- [TEXT EXCERPT]:
((

# Lonely corbcrib/Grainery



## Aaroncboo (Sep 21, 2014)

So my wife and I beginning of October went on our 1 yr anniversary/honeymoon to Orlando Florida. We drove from just south of Chicago there. the one thing that we noticed on the long drive is there are just a boatload of old wooden corncribs all over most of them are just in the middle of fields or the last remaining building on what I would guess where the old farmsteads used to be. Anybody that drives through the rural areas in the midwest here should know what I'm talking about. Does anybody know why they seem to be the only buildings left?


----------



## glasswrongsize (Sep 15, 2015)

Just a guess based on what I see here. Most of the cribs were built in a spot that wasnt easily farmed and they were left standing and still serve to shed the weather off of a wagon or two or maybe a small disk or whatnot.

...maybe the locals have threatened with bodily harm if the landmark is removed? Here, "The round barn" is STILL a landmark to give directions from (turn at the round barn, etc". You can ALWAYS tell someone that aint local; they generally say sumn like "I drove fer miles and NEVER did see the round barn"; then you gotta explain " well, it aint been there in nearin 50 year er so, so just turn at whir it was"

Mark


----------



## Aaroncboo (Sep 21, 2014)

We have a wooden shed at my place that was painted red when it was new and we hired a guy 30-40 years ago to repaint the Tin part of it. he ended up painting the whole shed silver. We still call it The Red Shed. So I can sympathize with that lol. I kind of just assumed maybe they left them up because they could still store some grain in the overhead bins if they had them rather than build Steel bins. And now it's just too much work to tear them down


----------



## Farmerbrown2 (Sep 25, 2018)

They just sold a maybe 200 bushel wooden corn crib last year up the road from me for $1200 couldn’t believe it. Around here people store firewood in them they work awesome to dry wood.


----------



## swmnhay (Jun 13, 2008)

Buried one a few yrs ago.72'x 26'.
It had 4 ear corn cribs 8 x 32.
10' alley way down the center
Over head grain storage about 5' deep x 10 x 72'.

))

[Annotated element rows]
((

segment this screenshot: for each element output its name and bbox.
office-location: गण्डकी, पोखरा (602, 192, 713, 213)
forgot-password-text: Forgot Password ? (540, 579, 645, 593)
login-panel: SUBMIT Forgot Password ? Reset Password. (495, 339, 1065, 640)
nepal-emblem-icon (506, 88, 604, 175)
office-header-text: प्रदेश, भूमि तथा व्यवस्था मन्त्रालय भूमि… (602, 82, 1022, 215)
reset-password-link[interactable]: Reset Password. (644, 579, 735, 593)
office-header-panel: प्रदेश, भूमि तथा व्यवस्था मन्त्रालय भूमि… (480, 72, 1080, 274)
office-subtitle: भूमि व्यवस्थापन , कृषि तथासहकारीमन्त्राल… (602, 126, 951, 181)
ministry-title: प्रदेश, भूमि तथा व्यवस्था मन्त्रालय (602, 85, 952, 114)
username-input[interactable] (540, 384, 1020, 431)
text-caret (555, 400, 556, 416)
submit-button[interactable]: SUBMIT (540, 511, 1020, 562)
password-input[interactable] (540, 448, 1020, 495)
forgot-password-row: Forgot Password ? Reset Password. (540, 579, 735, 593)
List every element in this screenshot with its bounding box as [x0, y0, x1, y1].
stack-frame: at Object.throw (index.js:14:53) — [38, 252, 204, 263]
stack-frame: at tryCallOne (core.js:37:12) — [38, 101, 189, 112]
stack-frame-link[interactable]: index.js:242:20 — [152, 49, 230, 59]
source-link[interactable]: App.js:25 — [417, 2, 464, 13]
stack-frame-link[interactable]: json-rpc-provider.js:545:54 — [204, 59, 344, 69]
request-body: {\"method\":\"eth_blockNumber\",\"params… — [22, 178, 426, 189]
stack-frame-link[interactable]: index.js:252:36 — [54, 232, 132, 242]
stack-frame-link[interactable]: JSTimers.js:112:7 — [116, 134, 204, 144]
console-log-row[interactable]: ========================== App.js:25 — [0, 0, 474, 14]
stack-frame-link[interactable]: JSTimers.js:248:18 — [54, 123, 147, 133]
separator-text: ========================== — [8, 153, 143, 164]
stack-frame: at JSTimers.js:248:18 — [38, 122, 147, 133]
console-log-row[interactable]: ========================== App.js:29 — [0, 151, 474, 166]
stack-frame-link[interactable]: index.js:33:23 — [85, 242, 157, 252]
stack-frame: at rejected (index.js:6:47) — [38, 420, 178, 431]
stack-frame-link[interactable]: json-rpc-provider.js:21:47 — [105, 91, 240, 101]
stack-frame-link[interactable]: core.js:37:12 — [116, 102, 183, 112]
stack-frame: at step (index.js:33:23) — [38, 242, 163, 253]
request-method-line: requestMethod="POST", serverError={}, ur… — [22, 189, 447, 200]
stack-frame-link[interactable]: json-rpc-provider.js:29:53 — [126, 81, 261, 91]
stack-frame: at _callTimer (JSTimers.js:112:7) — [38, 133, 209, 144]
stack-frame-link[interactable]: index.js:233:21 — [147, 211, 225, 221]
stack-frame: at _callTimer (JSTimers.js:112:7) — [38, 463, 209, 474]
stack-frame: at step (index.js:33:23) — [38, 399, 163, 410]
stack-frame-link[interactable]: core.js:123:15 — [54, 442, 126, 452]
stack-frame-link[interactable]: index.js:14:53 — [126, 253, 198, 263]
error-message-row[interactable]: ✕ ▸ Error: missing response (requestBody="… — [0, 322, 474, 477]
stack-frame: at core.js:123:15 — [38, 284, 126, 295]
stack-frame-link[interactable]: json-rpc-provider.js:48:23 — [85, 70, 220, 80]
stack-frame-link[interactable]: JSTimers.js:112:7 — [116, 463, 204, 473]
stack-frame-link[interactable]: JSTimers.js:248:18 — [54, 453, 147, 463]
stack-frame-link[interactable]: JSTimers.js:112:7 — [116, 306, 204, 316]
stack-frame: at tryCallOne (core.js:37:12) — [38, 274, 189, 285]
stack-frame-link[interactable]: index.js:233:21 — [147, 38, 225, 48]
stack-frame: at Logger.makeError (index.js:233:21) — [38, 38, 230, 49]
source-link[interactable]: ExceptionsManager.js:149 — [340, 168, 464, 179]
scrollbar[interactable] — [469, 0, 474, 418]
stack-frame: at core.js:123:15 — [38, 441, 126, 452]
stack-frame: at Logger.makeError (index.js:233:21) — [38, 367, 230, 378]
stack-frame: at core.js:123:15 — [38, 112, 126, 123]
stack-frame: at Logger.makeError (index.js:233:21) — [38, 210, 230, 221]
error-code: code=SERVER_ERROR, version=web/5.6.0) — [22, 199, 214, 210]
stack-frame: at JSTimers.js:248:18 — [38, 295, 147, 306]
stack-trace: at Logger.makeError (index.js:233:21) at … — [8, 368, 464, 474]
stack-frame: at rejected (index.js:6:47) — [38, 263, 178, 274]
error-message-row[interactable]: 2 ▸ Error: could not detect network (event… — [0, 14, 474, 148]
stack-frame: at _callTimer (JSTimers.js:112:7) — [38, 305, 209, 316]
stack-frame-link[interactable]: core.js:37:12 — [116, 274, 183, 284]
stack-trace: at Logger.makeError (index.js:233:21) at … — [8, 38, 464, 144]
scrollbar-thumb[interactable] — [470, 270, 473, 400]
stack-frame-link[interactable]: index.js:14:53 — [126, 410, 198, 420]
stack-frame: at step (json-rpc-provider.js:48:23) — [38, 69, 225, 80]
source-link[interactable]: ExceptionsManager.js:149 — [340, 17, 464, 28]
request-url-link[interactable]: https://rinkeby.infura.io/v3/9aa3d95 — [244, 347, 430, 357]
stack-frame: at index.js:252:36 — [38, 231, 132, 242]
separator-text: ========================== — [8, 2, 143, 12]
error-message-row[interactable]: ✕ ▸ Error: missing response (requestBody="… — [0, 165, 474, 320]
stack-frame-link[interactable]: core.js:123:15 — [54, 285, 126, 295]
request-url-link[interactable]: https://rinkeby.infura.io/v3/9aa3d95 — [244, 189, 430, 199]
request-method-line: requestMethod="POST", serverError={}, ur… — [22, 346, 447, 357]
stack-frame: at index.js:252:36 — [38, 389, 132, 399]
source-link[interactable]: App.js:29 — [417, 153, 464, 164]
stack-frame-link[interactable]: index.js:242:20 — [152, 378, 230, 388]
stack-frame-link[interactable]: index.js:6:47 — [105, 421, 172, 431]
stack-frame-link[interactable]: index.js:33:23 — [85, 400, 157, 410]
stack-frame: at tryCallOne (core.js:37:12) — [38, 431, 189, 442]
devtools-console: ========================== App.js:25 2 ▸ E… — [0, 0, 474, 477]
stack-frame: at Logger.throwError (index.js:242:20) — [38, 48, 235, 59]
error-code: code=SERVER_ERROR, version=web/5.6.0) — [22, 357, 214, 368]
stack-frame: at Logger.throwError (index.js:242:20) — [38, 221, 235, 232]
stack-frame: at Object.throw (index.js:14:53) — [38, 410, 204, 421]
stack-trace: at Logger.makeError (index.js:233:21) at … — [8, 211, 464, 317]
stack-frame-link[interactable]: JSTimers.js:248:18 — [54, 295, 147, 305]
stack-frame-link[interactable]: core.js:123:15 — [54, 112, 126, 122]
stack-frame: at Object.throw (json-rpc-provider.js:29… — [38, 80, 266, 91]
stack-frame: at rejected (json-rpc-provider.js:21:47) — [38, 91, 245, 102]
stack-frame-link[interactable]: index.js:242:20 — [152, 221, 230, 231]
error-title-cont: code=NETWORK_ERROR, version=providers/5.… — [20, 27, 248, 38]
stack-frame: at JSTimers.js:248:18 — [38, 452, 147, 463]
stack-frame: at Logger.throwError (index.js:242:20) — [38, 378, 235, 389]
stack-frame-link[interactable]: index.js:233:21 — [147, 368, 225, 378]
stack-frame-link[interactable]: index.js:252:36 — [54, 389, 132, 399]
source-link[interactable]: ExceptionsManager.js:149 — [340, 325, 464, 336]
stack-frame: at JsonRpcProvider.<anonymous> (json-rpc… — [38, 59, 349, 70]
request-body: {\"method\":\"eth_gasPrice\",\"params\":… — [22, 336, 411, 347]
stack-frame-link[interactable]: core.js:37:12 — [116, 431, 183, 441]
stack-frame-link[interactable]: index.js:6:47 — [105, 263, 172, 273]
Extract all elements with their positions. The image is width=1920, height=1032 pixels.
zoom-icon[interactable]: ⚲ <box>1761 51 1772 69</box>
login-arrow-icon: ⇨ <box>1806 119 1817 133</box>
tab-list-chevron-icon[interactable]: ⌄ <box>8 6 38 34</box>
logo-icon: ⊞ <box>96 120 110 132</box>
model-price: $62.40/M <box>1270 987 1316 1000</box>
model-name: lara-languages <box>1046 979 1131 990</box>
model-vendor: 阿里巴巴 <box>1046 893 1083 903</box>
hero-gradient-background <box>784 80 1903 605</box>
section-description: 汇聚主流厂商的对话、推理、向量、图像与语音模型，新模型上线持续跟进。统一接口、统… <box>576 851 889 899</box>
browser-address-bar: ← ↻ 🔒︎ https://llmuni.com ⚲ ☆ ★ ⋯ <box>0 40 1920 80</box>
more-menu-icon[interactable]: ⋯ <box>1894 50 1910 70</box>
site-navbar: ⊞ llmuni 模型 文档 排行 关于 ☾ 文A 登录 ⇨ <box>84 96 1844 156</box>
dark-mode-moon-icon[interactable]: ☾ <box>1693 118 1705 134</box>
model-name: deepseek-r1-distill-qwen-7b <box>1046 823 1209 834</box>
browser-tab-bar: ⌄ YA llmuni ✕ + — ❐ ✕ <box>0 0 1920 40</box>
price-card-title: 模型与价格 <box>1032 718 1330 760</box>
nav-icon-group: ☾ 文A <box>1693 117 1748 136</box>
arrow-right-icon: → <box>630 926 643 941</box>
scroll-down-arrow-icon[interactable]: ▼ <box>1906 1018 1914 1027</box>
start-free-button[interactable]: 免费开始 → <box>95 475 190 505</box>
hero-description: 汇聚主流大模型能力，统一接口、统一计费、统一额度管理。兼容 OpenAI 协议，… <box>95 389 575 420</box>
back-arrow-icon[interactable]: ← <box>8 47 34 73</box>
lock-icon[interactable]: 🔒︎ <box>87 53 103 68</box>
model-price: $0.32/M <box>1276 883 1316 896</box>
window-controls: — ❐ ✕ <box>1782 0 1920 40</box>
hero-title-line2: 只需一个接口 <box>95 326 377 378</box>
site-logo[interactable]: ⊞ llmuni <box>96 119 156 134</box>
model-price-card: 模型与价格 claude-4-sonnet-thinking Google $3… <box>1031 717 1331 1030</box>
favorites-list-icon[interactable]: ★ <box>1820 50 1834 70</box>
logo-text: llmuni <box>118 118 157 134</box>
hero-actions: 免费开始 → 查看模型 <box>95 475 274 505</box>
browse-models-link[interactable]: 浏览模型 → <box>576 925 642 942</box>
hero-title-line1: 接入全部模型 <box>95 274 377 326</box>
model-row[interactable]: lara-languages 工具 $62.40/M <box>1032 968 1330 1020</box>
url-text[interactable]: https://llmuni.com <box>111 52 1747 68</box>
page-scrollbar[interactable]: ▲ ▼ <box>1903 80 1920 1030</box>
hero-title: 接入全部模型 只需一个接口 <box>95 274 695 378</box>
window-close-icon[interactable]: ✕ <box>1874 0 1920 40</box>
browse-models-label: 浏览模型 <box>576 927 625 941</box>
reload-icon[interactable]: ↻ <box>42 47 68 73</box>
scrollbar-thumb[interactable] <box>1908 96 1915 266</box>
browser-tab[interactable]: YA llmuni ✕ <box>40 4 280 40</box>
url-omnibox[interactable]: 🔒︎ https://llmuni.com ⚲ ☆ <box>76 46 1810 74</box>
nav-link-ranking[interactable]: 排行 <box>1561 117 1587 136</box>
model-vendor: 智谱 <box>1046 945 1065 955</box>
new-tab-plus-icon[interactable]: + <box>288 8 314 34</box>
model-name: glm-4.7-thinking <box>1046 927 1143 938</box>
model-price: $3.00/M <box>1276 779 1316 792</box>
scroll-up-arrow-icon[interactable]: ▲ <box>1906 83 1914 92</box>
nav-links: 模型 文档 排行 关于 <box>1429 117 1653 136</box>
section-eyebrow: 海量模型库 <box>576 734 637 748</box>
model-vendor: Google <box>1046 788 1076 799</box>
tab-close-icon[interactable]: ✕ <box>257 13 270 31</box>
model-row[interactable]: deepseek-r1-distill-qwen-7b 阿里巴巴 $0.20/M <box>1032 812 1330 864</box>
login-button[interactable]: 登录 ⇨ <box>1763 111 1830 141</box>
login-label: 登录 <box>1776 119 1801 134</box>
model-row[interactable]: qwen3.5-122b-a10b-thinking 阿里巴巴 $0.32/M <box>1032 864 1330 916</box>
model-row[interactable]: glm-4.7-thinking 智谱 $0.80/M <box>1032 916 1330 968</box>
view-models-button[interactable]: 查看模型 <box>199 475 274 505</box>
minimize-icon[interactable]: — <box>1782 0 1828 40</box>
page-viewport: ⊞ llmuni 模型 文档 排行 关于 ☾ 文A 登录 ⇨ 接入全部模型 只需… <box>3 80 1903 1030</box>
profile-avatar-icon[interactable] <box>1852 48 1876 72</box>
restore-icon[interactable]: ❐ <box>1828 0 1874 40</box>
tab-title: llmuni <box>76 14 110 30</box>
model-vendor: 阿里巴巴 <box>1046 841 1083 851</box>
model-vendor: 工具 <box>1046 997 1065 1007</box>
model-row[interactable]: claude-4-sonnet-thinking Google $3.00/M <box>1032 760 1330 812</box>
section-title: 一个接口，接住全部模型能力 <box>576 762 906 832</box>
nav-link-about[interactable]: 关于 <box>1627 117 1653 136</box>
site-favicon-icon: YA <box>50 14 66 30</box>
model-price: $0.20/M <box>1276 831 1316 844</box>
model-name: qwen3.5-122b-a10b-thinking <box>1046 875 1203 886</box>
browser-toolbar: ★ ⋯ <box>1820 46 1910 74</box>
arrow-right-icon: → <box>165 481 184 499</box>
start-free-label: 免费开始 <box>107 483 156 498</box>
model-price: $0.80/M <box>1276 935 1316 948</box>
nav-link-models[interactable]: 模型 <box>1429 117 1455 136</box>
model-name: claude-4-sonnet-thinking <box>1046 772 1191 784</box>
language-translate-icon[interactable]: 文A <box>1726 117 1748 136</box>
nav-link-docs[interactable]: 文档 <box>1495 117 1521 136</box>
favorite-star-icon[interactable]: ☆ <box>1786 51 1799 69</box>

))

- [WHAT YOU NEED TO DO]:
• 1. In the corncrib forum thread, what do people around Farmerbrown2 use old wooden corn cribs for?
• 2. Carry on the corncrib forum thread from where it stops.

- [TASK-BY-TASK OUTPUTS]:
• 1. They store firewood in them, and the cribs work well for drying it.

• 2.
One side bin 10 x 10 about 12' deep

Was kinda cool but what a PIA to fill and clean out.

One yr I filled the over heads and lined inside of alley with plywood and opened the traps and filled that also.


----------



## IHCman (Aug 27, 2011)

I've never seen a corn crib here but there used to be lots of smaller wooden graineries sitting out in the fields. Not many left as they generally get burned and buried as no one wants to farm around them. A lot of old vacant farmsteads have also disappeared in the last 10 years or so.


----------



## Aaroncboo (Sep 21, 2014)

Maybe they were just built like a brick $hithouse and just stood the test of time? It's just odd. Don't see nearly the same amount of lone barns, which would make more sense.


----------



## StxPecans (Mar 3, 2018)

One of my neighbors still has and uses his corn crib. Seema like alot of labor to me but he has like 15 cows so more of a hobby. Hell he does have a nicer tractor cutter and baler than me. Maybe its cost effective... Lol


----------



## swmnhay (Jun 13, 2008)

Bunkers have replaced corn cribs here.Chop it and put in a bunker and it makes great feed.


----------



## stack em up (Mar 7, 2013)

Still have the 708 Uni for picking ear corn. It's slow as shit but fun nonetheless. Grinding cobmeal was one of the first chores I did as a youngster. You learn quick why the old timers tied their pant legs with twine string....

Only crib we have left is a concrete 4000 bushel one. That's here to stay!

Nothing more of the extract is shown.